WRITTEN INSTRUCTION A — In the training runs page, what is a run waiting for while it is in the Queued state?
WRITTEN INSTRUCTION B — Decide whether each statement agrees with the training runs page, and quote the words from it that decide the matter: (i) A run that is still Running can be deleted. (ii) A run's logs and metrics can still be accessed after it finishes. (iii) A run in the Killed state stopped because of errors or configuration issues.
WRITTEN INSTRUCTION C — Extend the training runs page, picking up after its last sentence.

SOURCE DOCUMENT —
--- --- ---

Manage Runs

Monitor training progress, control active runs, and manage completed training sessions in your projects.

What are training runs?

A run is a single training session where a vision-language model learns from your annotated dataset. Each time you start training, you create a new run that tracks progress, settings, and results.

Key characteristics:

  • Individual sessions — Each run trains one model configuration
  • Complete tracking — Monitors progress, metrics, and resource usage
  • Configurable — Defined by workflow settings including model architecture, dataset splits, and training parameters
  • Persistent history — Logs and metrics remain accessible after completion
  • Lifecycle management — Can be monitored, killed, or deleted based on status

Run lifecycle

Training runs progress through distinct stages:

Active run states

Queued

Waiting for GPU resources to become available

Starting

Allocating compute resources and preparing environment

Running

Actively training the model on your dataset

Completed run states

Completed

Training finished successfully with trained model available

Failed

Training stopped due to errors or configuration issues

Killed

Training manually stopped before completion

💡

Run status determines available actions

  • Active runs (Queued, Starting, Running) can be killed but not deleted
  • Completed runs (Completed, Failed, Killed) can be deleted but not killed
  • All runs can be monitored while active and reviewed after completion

Run management tasks

Manage runs effectively throughout their lifecycle:

Monitor training progress

Track your active training runs in real-time to ensure they're progressing correctly and identify issues early.

--- --- ---

EXTRACTED DATA —
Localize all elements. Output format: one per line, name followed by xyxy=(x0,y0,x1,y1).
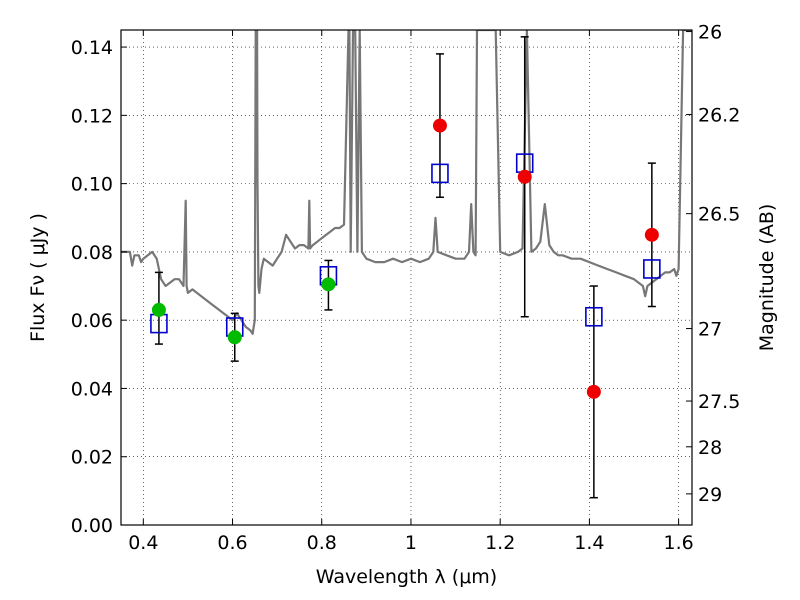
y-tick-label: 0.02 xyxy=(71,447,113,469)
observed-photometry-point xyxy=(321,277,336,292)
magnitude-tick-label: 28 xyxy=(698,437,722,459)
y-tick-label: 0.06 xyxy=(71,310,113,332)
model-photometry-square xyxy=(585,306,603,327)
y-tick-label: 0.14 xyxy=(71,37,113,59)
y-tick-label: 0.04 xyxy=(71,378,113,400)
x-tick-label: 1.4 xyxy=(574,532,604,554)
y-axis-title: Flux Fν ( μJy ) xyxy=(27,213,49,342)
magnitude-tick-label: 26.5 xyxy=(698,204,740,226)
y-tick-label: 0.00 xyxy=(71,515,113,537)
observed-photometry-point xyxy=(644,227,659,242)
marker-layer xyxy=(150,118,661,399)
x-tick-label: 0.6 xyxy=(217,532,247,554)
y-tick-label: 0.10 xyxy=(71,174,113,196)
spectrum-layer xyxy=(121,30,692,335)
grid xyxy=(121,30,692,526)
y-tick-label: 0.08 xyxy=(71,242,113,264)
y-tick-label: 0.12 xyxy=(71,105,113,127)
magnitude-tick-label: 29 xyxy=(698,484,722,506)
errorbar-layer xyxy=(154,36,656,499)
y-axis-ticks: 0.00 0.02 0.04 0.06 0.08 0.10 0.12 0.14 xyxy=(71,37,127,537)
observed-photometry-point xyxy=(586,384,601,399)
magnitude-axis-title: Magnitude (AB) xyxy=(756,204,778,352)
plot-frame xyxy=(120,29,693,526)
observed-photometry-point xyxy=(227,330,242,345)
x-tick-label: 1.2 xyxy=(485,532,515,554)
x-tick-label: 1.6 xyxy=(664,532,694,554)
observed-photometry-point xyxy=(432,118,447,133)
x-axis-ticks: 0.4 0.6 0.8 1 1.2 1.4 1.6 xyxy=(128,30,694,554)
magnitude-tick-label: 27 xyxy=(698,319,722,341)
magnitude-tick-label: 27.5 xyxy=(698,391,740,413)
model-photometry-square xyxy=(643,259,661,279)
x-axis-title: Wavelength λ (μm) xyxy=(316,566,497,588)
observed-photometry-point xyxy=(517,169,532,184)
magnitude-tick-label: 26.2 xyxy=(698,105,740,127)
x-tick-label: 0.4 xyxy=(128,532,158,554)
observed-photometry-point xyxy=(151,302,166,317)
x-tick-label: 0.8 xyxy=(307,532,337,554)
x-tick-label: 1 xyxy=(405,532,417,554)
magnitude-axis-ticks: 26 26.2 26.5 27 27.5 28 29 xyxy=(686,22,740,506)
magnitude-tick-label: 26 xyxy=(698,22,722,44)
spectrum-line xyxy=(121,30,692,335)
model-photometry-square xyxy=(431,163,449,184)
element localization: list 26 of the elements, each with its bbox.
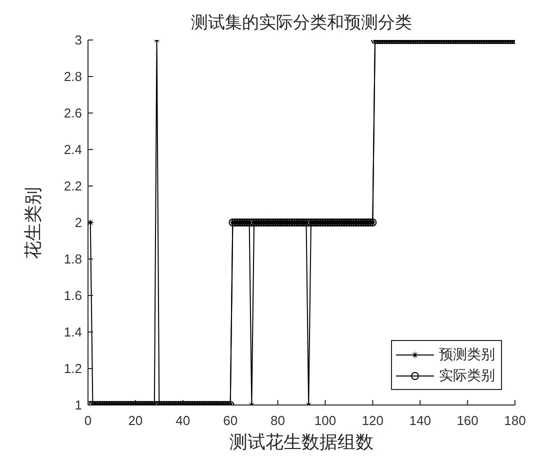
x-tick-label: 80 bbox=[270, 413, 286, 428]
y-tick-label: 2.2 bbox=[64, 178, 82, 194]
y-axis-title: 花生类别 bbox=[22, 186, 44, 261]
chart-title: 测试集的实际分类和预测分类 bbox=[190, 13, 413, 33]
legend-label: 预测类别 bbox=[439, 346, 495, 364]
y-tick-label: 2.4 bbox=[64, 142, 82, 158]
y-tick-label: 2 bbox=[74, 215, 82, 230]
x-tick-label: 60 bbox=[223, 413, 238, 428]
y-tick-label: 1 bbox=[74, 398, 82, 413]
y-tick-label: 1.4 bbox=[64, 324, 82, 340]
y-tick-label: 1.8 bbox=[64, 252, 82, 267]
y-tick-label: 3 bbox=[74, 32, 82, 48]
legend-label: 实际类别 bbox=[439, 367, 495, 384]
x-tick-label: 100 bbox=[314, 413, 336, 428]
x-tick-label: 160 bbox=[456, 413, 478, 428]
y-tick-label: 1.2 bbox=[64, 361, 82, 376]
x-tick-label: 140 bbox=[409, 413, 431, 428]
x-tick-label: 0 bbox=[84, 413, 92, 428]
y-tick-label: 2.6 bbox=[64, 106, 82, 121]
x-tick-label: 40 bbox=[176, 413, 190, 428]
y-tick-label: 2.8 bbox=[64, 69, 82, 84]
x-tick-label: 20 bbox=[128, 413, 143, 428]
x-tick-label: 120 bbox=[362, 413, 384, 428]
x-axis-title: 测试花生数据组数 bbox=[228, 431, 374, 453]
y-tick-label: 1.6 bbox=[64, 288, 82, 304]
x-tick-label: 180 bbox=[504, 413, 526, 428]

--- --- ---

WRITTEN ANSWER A — It is waiting for GPU resources to become available.

WRITTEN ANSWER B —
(i) No: "Active runs (Queued, Starting, Running) can be killed but not deleted"
(ii) Yes: "Logs and metrics remain accessible after completion"
(iii) No: "Training manually stopped before completion"

WRITTEN ANSWER C —
Learn how to monitor runs →

When to monitor:

  • During initial training setup validation
  • When training on new datasets or model architectures
  • To track estimated completion times
  • To watch for errors or anomalies

What you can see:

Kill active runs

Stop training runs that are currently in progress when you need to free resources or abandon a session.

Learn how to kill runs →

When to kill:

  • Training configuration was incorrect
  • Want to preserve Compute Credits by stopping early
  • Need GPU resources for higher-priority training
  • Notice errors or unexpected behavior
  • Testing workflow configurations

Important notes:

  • Killing is permanent—runs cannot be resumed
  • Compute Credits for elapsed training time are still consumed
  • Current training state is saved for review
  • Must kill runs before you can delete them

Delete completed runs

Remove completed, failed, or killed training runs to keep your project organized and focused.

Learn how to delete runs →

When to delete:

  • Failed runs after fixing configuration issues
  • Test runs used for workflow validation
  • Superseded runs after successful retraining
  • Accidental duplicate runs
  • Old experimental runs no longer needed

Important notes:

  • Deletion is permanent and cannot be undone
  • Models from successful runs should be downloaded first
  • Training metrics and logs are permanently removed
  • Runs in progress must be killed before deletion

Access your training runs

Navigate to runs within your training project:

  1. Navigate to the Training section from the sidebar

  2. Click on your training project to open it

  3. Click the Runs tab in the project navigation

  4. View all training runs with their current status

The Runs page displays:

  • Run name — Workflow name and session identifier
  • Status — Current run state (Running, Completed, Failed, Killed, Queued)
  • Start time — When training began
  • Training time — Elapsed or total duration
  • Model architecture — Base VLM used for training
  • GPU allocation — Compute resources assigned
📘

Runs are organized by workflow

Training runs are grouped under their parent workflows. Each workflow can have multiple runs representing different training attempts or experiments with the same base configuration.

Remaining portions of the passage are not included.